All entries below are to be set down again, identical to the source.

+++++

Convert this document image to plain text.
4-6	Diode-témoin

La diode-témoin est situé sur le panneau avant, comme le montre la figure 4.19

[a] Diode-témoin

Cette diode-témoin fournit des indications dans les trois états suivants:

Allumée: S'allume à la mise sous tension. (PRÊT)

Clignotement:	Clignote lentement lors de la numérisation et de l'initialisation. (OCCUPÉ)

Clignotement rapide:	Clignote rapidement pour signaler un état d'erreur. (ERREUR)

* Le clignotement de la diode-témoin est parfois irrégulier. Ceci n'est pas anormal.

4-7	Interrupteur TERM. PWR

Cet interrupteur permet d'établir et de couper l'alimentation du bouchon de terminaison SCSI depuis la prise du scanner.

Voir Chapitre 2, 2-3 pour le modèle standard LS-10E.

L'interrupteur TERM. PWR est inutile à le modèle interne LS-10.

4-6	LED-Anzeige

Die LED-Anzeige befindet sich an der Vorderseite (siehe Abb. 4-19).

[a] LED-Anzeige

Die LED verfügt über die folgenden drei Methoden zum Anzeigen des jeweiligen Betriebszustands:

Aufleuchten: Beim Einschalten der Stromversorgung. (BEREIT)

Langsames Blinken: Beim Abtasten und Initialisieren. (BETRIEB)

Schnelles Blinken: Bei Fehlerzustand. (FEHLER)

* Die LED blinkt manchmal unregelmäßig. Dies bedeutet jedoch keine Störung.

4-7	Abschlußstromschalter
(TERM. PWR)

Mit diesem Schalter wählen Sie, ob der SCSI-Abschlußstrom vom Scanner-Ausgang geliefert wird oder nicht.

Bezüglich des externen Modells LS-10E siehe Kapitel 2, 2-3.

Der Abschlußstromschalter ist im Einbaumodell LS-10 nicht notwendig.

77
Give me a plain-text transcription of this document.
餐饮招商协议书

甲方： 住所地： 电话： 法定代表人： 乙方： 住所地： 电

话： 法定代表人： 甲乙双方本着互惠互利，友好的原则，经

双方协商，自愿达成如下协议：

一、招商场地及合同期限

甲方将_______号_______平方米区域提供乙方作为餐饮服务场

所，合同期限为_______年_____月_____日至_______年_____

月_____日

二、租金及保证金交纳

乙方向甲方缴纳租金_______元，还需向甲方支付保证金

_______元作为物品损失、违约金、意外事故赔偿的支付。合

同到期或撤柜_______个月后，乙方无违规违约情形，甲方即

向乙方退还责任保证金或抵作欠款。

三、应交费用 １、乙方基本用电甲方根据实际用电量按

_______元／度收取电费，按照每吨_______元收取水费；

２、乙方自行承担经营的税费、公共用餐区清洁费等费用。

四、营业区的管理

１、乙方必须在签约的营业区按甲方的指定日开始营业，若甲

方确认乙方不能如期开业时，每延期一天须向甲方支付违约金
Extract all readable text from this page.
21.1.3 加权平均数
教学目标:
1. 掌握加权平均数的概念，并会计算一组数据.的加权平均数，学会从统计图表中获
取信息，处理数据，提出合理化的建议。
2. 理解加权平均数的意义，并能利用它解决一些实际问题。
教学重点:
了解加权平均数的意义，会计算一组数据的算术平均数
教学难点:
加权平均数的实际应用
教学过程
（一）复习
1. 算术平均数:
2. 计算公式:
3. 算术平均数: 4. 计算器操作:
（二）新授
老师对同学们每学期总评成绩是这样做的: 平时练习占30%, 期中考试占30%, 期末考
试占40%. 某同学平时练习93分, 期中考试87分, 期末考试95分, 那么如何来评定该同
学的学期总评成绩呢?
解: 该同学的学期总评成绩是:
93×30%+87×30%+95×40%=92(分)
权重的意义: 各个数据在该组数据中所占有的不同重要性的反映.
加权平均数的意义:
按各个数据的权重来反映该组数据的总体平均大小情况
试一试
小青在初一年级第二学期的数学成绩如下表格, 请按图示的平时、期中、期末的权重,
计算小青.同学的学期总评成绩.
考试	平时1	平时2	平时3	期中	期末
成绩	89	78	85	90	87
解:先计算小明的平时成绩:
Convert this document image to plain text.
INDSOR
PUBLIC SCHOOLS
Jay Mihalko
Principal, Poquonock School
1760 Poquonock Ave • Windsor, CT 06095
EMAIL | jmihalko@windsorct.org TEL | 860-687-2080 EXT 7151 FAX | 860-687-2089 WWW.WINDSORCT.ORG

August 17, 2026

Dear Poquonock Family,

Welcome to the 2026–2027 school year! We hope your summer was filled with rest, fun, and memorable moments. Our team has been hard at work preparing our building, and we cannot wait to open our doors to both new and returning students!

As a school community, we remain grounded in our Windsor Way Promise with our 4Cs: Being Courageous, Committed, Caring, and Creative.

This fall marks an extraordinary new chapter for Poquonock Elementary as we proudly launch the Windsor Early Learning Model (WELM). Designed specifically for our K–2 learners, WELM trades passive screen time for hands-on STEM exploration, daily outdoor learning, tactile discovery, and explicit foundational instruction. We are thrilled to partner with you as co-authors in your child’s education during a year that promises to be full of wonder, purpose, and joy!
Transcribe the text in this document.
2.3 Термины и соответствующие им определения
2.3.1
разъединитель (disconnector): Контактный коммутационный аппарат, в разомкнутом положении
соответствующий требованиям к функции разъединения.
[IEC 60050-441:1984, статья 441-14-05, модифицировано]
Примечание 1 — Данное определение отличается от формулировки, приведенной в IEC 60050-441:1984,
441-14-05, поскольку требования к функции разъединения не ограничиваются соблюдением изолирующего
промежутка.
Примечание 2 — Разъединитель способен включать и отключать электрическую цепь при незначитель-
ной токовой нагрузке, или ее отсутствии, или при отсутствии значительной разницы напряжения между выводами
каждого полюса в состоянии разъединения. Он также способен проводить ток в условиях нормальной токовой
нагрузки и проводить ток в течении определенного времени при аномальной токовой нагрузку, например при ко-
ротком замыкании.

+++++

▶ _Solution_
Convert this document image to plain text.
4-6	Diode-témoin

La diode-témoin est situé sur le panneau avant, comme le montre la figure 4.19

[a] Diode-témoin

Cette diode-témoin fournit des indications dans les trois états suivants:

Allumée: S'allume à la mise sous tension. (PRÊT)

Clignotement:	Clignote lentement lors de la numérisation et de l'initialisation. (OCCUPÉ)

Clignotement rapide:	Clignote rapidement pour signaler un état d'erreur. (ERREUR)

* Le clignotement de la diode-témoin est parfois irrégulier. Ceci n'est pas anormal.

4-7	Interrupteur TERM. PWR

Cet interrupteur permet d'établir et de couper l'alimentation du bouchon de terminaison SCSI depuis la prise du scanner.

Voir Chapitre 2, 2-3 pour le modèle standard LS-10E.

L'interrupteur TERM. PWR est inutile à le modèle interne LS-10.

4-6	LED-Anzeige

Die LED-Anzeige befindet sich an der Vorderseite (siehe Abb. 4-19).

[a] LED-Anzeige

Die LED verfügt über die folgenden drei Methoden zum Anzeigen des jeweiligen Betriebszustands:

Aufleuchten: Beim Einschalten der Stromversorgung. (BEREIT)

Langsames Blinken: Beim Abtasten und Initialisieren. (BETRIEB)

Schnelles Blinken: Bei Fehlerzustand. (FEHLER)

* Die LED blinkt manchmal unregelmäßig. Dies bedeutet jedoch keine Störung.

4-7	Abschlußstromschalter
(TERM. PWR)

Mit diesem Schalter wählen Sie, ob der SCSI-Abschlußstrom vom Scanner-Ausgang geliefert wird oder nicht.

Bezüglich des externen Modells LS-10E siehe Kapitel 2, 2-3.

Der Abschlußstromschalter ist im Einbaumodell LS-10 nicht notwendig.

77
Give me a plain-text transcription of this document.
餐饮招商协议书

甲方： 住所地： 电话： 法定代表人： 乙方： 住所地： 电

话： 法定代表人： 甲乙双方本着互惠互利，友好的原则，经

双方协商，自愿达成如下协议：

一、招商场地及合同期限

甲方将_______号_______平方米区域提供乙方作为餐饮服务场

所，合同期限为_______年_____月_____日至_______年_____

月_____日

二、租金及保证金交纳

乙方向甲方缴纳租金_______元，还需向甲方支付保证金

_______元作为物品损失、违约金、意外事故赔偿的支付。合

同到期或撤柜_______个月后，乙方无违规违约情形，甲方即

向乙方退还责任保证金或抵作欠款。

三、应交费用 １、乙方基本用电甲方根据实际用电量按

_______元／度收取电费，按照每吨_______元收取水费；

２、乙方自行承担经营的税费、公共用餐区清洁费等费用。

四、营业区的管理

１、乙方必须在签约的营业区按甲方的指定日开始营业，若甲

方确认乙方不能如期开业时，每延期一天须向甲方支付违约金
Extract all readable text from this page.
21.1.3 加权平均数
教学目标:
1. 掌握加权平均数的概念，并会计算一组数据.的加权平均数，学会从统计图表中获
取信息，处理数据，提出合理化的建议。
2. 理解加权平均数的意义，并能利用它解决一些实际问题。
教学重点:
了解加权平均数的意义，会计算一组数据的算术平均数
教学难点:
加权平均数的实际应用
教学过程
（一）复习
1. 算术平均数:
2. 计算公式:
3. 算术平均数: 4. 计算器操作:
（二）新授
老师对同学们每学期总评成绩是这样做的: 平时练习占30%, 期中考试占30%, 期末考
试占40%. 某同学平时练习93分, 期中考试87分, 期末考试95分, 那么如何来评定该同
学的学期总评成绩呢?
解: 该同学的学期总评成绩是:
93×30%+87×30%+95×40%=92(分)
权重的意义: 各个数据在该组数据中所占有的不同重要性的反映.
加权平均数的意义:
按各个数据的权重来反映该组数据的总体平均大小情况
试一试
小青在初一年级第二学期的数学成绩如下表格, 请按图示的平时、期中、期末的权重,
计算小青.同学的学期总评成绩.
考试	平时1	平时2	平时3	期中	期末
成绩	89	78	85	90	87
解:先计算小明的平时成绩:
Convert this document image to plain text.
INDSOR
PUBLIC SCHOOLS
Jay Mihalko
Principal, Poquonock School
1760 Poquonock Ave • Windsor, CT 06095
EMAIL | jmihalko@windsorct.org TEL | 860-687-2080 EXT 7151 FAX | 860-687-2089 WWW.WINDSORCT.ORG

August 17, 2026

Dear Poquonock Family,

Welcome to the 2026–2027 school year! We hope your summer was filled with rest, fun, and memorable moments. Our team has been hard at work preparing our building, and we cannot wait to open our doors to both new and returning students!

As a school community, we remain grounded in our Windsor Way Promise with our 4Cs: Being Courageous, Committed, Caring, and Creative.

This fall marks an extraordinary new chapter for Poquonock Elementary as we proudly launch the Windsor Early Learning Model (WELM). Designed specifically for our K–2 learners, WELM trades passive screen time for hands-on STEM exploration, daily outdoor learning, tactile discovery, and explicit foundational instruction. We are thrilled to partner with you as co-authors in your child’s education during a year that promises to be full of wonder, purpose, and joy!
Transcribe the text in this document.
2.3 Термины и соответствующие им определения
2.3.1
разъединитель (disconnector): Контактный коммутационный аппарат, в разомкнутом положении
соответствующий требованиям к функции разъединения.
[IEC 60050-441:1984, статья 441-14-05, модифицировано]
Примечание 1 — Данное определение отличается от формулировки, приведенной в IEC 60050-441:1984,
441-14-05, поскольку требования к функции разъединения не ограничиваются соблюдением изолирующего
промежутка.
Примечание 2 — Разъединитель способен включать и отключать электрическую цепь при незначитель-
ной токовой нагрузке, или ее отсутствии, или при отсутствии значительной разницы напряжения между выводами
каждого полюса в состоянии разъединения. Он также способен проводить ток в условиях нормальной токовой
нагрузки и проводить ток в течении определенного времени при аномальной токовой нагрузку, например при ко-
ротком замыкании.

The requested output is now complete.